▶ [Stated task]
Reproduce every one of the rows below word for word, omitting the pictures.

(Layout element entries)
^^^^^^^^
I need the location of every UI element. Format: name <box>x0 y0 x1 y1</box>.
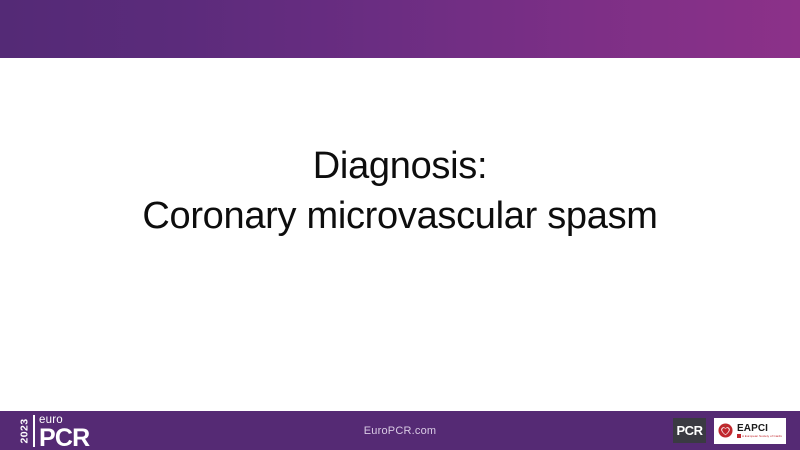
footer-bar: 2023 euro PCR EuroPCR.com PCR <box>0 411 800 450</box>
footer-url-text: EuroPCR.com <box>364 425 437 437</box>
eapci-subtitle: A European Society of Cardiology <box>742 434 782 439</box>
eapci-logo: EAPCI A European Society of Cardiology <box>714 418 786 444</box>
europcr-brand-logo: 2023 euro PCR <box>17 413 89 449</box>
logo-divider <box>33 415 35 447</box>
logo-year-label: 2023 <box>19 419 31 444</box>
logo-year: 2023 <box>17 413 32 449</box>
eapci-subtitle-row: A European Society of Cardiology <box>737 434 782 439</box>
slide-title: Diagnosis: Coronary microvascular spasm <box>50 141 750 241</box>
slide-title-line-2: Coronary microvascular spasm <box>50 191 750 241</box>
pcr-badge-logo: PCR <box>673 418 706 443</box>
slide-content-area: Diagnosis: Coronary microvascular spasm <box>0 58 800 411</box>
heart-icon <box>718 423 733 438</box>
logo-pcr-text: PCR <box>39 426 89 450</box>
eapci-text-block: EAPCI A European Society of Cardiology <box>737 423 782 439</box>
top-gradient-banner <box>0 0 800 58</box>
logo-wordmark: euro PCR <box>39 413 89 449</box>
esc-mark-icon <box>737 434 741 438</box>
eapci-name: EAPCI <box>737 423 782 434</box>
pcr-badge-label: PCR <box>677 423 703 438</box>
presentation-slide: Diagnosis: Coronary microvascular spasm … <box>0 0 800 450</box>
footer-logo-cluster: PCR EAPCI A European Society of Cardiolo… <box>673 417 786 444</box>
slide-title-line-1: Diagnosis: <box>50 141 750 191</box>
^^^^^^^^
▶ [Full response]
I need the location of every UI element. Format: name <box>x0 y0 x1 y1</box>.
footer-bar: 2023 euro PCR EuroPCR.com PCR <box>0 411 800 450</box>
footer-url-text: EuroPCR.com <box>364 425 437 437</box>
eapci-subtitle: A European Society of Cardiology <box>742 434 782 439</box>
eapci-logo: EAPCI A European Society of Cardiology <box>714 418 786 444</box>
europcr-brand-logo: 2023 euro PCR <box>17 413 89 449</box>
logo-divider <box>33 415 35 447</box>
logo-year-label: 2023 <box>19 419 31 444</box>
logo-year: 2023 <box>17 413 32 449</box>
eapci-subtitle-row: A European Society of Cardiology <box>737 434 782 439</box>
slide-title: Diagnosis: Coronary microvascular spasm <box>50 141 750 241</box>
slide-title-line-2: Coronary microvascular spasm <box>50 191 750 241</box>
pcr-badge-logo: PCR <box>673 418 706 443</box>
slide-content-area: Diagnosis: Coronary microvascular spasm <box>0 58 800 411</box>
heart-icon <box>718 423 733 438</box>
logo-pcr-text: PCR <box>39 426 89 450</box>
eapci-text-block: EAPCI A European Society of Cardiology <box>737 423 782 439</box>
top-gradient-banner <box>0 0 800 58</box>
logo-wordmark: euro PCR <box>39 413 89 449</box>
esc-mark-icon <box>737 434 741 438</box>
eapci-name: EAPCI <box>737 423 782 434</box>
pcr-badge-label: PCR <box>677 423 703 438</box>
presentation-slide: Diagnosis: Coronary microvascular spasm … <box>0 0 800 450</box>
footer-logo-cluster: PCR EAPCI A European Society of Cardiolo… <box>673 417 786 444</box>
slide-title-line-1: Diagnosis: <box>50 141 750 191</box>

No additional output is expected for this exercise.